### Exercise description
Give the data a second time, exactly and in full.

⁂

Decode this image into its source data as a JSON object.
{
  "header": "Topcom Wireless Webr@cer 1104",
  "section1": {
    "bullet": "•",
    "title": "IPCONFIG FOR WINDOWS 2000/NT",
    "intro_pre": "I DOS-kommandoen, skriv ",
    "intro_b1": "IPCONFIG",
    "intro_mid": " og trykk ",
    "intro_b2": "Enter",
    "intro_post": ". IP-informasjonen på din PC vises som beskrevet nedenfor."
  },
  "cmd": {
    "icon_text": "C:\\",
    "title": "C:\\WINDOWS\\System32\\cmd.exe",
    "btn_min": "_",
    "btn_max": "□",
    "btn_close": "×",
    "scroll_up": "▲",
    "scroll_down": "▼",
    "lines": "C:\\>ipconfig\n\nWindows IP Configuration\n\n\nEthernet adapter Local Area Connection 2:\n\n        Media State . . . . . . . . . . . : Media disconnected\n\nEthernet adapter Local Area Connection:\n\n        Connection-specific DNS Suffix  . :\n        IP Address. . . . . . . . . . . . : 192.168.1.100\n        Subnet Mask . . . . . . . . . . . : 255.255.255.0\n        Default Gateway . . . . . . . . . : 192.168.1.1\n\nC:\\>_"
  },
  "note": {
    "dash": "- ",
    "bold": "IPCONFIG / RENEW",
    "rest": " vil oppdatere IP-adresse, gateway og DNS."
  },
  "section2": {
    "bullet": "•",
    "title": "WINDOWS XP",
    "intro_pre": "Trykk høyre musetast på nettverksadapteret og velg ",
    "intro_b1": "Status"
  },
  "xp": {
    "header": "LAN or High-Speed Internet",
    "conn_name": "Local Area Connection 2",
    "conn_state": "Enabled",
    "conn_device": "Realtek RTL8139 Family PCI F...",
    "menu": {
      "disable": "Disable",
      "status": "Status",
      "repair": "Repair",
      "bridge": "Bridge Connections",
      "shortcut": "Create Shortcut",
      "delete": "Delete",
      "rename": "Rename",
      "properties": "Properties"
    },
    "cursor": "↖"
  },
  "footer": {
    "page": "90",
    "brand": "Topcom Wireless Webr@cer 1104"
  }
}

⁂

### Written reply
Decode this image into its source data as a JSON object.
{
  "header": "Topcom Wireless Webr@cer 1104",
  "section1": {
    "bullet": "•",
    "title": "IPCONFIG FOR WINDOWS 2000/NT",
    "intro_pre": "I DOS-kommandoen, skriv ",
    "intro_b1": "IPCONFIG",
    "intro_mid": " og trykk ",
    "intro_b2": "Enter",
    "intro_post": ". IP-informasjonen på din PC vises som beskrevet nedenfor."
  },
  "cmd": {
    "icon_text": "C:\\",
    "title": "C:\\WINDOWS\\System32\\cmd.exe",
    "btn_min": "_",
    "btn_max": "□",
    "btn_close": "×",
    "scroll_up": "▲",
    "scroll_down": "▼",
    "lines": "C:\\>ipconfig\n\nWindows IP Configuration\n\n\nEthernet adapter Local Area Connection 2:\n\n        Media State . . . . . . . . . . . : Media disconnected\n\nEthernet adapter Local Area Connection:\n\n        Connection-specific DNS Suffix  . :\n        IP Address. . . . . . . . . . . . : 192.168.1.100\n        Subnet Mask . . . . . . . . . . . : 255.255.255.0\n        Default Gateway . . . . . . . . . : 192.168.1.1\n\nC:\\>_"
  },
  "note": {
    "dash": "- ",
    "bold": "IPCONFIG / RENEW",
    "rest": " vil oppdatere IP-adresse, gateway og DNS."
  },
  "section2": {
    "bullet": "•",
    "title": "WINDOWS XP",
    "intro_pre": "Trykk høyre musetast på nettverksadapteret og velg ",
    "intro_b1": "Status"
  },
  "xp": {
    "header": "LAN or High-Speed Internet",
    "conn_name": "Local Area Connection 2",
    "conn_state": "Enabled",
    "conn_device": "Realtek RTL8139 Family PCI F...",
    "menu": {
      "disable": "Disable",
      "status": "Status",
      "repair": "Repair",
      "bridge": "Bridge Connections",
      "shortcut": "Create Shortcut",
      "delete": "Delete",
      "rename": "Rename",
      "properties": "Properties"
    },
    "cursor": "↖"
  },
  "footer": {
    "page": "90",
    "brand": "Topcom Wireless Webr@cer 1104"
  }
}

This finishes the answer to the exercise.